**What is asked:** Copy each line in the data that includes the word "выходного".

**Records to process:**
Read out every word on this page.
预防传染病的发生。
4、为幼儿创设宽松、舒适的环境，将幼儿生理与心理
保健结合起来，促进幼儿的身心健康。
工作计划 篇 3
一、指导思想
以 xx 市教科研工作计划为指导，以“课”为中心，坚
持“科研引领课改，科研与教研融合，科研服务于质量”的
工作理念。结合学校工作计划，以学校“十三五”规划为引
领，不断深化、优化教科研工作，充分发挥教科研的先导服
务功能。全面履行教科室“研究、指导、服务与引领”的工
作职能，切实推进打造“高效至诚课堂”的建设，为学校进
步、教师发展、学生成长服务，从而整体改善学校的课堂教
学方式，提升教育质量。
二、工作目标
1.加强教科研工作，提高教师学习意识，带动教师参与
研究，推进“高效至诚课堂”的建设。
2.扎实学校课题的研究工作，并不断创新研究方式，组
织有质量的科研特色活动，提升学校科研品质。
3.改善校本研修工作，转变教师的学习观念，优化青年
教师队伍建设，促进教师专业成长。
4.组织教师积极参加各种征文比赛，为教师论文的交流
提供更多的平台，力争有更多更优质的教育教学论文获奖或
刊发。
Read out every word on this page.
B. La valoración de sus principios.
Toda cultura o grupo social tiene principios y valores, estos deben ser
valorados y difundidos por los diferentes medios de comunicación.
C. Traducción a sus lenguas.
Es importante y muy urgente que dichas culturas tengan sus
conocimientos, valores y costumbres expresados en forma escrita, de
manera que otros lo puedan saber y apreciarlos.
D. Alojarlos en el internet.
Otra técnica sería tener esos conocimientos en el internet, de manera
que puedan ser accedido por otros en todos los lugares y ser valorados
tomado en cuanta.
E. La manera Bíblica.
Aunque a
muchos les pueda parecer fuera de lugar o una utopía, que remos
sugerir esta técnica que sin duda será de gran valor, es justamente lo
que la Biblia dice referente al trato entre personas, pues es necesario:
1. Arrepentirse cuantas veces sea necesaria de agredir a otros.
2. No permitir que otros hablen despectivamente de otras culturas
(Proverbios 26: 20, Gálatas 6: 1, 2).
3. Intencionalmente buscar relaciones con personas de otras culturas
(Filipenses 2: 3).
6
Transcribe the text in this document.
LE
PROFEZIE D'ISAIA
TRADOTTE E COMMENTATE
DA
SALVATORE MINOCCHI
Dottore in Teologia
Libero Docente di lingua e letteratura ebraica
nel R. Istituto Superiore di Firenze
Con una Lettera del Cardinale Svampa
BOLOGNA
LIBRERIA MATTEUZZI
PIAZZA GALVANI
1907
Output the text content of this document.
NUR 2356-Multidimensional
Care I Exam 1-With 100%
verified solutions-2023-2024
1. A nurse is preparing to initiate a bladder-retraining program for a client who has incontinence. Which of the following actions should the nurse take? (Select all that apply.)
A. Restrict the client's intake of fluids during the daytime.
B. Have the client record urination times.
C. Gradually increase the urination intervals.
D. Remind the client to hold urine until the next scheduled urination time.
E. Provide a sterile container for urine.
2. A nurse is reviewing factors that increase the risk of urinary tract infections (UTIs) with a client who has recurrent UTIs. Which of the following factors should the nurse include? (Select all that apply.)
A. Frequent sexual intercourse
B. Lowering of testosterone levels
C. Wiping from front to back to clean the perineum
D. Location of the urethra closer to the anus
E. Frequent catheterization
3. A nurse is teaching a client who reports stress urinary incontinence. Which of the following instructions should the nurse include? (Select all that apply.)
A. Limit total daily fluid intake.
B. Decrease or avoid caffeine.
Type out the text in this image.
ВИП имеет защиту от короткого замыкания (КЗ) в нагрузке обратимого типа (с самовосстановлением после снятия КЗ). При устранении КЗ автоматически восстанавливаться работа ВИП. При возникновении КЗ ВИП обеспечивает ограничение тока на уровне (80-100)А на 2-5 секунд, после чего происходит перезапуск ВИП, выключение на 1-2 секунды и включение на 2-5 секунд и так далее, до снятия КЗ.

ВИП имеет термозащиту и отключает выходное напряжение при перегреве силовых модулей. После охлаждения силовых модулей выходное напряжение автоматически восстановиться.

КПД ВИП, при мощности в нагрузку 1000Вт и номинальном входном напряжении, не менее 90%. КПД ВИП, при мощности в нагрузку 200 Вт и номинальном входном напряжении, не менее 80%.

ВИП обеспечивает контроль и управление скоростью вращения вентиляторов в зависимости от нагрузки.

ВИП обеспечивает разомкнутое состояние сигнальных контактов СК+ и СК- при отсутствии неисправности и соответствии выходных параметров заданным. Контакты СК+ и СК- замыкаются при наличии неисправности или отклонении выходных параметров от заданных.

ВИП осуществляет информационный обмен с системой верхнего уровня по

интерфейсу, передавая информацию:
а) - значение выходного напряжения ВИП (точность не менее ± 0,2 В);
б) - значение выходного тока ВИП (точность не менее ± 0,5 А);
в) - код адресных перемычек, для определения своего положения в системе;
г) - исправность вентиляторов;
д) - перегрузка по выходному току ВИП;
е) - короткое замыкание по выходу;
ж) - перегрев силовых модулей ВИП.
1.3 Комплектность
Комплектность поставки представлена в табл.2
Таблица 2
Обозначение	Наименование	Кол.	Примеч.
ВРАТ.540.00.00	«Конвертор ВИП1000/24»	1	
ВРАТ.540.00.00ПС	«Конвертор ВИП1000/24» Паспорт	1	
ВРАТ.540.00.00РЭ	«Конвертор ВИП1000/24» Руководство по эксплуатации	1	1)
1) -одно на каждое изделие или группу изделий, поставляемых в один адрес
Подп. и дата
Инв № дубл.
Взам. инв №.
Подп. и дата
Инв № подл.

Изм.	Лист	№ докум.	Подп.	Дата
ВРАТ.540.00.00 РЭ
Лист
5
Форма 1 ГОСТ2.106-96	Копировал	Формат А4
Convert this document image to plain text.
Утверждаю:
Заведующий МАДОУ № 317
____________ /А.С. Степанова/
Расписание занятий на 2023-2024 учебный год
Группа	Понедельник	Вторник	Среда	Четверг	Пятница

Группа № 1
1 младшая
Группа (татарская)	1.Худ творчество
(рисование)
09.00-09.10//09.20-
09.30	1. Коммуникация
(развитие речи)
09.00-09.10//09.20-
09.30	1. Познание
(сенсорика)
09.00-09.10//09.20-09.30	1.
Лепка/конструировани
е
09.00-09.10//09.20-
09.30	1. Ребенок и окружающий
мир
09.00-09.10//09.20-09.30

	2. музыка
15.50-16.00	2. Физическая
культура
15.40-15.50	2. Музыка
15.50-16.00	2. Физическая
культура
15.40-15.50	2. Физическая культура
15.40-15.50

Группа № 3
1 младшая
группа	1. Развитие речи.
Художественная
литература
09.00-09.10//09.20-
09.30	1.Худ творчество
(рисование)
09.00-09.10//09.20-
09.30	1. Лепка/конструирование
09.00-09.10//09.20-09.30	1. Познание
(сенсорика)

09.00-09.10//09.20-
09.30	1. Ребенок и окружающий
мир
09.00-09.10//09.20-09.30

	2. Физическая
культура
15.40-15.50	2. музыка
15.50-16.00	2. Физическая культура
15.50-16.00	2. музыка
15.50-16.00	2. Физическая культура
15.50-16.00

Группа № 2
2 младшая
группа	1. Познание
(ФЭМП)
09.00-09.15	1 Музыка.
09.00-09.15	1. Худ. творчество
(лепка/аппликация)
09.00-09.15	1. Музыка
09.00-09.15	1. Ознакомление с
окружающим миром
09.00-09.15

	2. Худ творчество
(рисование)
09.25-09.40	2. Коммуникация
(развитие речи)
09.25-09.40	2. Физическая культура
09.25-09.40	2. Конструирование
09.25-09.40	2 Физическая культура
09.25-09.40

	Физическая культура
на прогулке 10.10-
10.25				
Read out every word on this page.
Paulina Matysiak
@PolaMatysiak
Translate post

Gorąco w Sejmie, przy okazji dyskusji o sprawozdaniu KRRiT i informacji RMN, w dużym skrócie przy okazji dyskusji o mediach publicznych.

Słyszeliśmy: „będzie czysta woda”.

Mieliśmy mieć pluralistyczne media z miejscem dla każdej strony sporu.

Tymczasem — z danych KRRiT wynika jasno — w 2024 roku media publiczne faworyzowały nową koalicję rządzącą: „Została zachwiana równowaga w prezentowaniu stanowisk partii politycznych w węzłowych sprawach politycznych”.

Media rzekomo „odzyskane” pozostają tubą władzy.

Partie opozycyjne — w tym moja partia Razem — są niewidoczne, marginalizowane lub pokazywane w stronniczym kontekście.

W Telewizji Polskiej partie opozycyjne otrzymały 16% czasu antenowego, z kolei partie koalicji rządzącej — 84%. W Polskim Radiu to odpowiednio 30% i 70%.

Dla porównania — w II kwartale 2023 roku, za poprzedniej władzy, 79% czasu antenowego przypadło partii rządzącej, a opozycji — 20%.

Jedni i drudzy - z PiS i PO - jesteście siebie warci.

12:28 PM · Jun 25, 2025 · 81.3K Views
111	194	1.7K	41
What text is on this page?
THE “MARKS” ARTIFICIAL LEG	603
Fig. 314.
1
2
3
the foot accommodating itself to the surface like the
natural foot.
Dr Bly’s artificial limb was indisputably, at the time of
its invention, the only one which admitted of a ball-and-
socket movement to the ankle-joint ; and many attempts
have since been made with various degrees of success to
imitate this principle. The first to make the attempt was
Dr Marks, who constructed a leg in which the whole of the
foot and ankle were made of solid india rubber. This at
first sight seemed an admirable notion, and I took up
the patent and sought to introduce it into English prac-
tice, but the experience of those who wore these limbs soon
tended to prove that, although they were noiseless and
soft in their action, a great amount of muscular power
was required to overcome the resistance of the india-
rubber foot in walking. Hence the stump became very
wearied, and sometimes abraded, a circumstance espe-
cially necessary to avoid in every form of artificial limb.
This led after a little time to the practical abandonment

**Result of this task:**
а) - значение выходного напряжения ВИП (точность не менее ± 0,2 В);
б) - значение выходного тока ВИП (точность не менее ± 0,5 А);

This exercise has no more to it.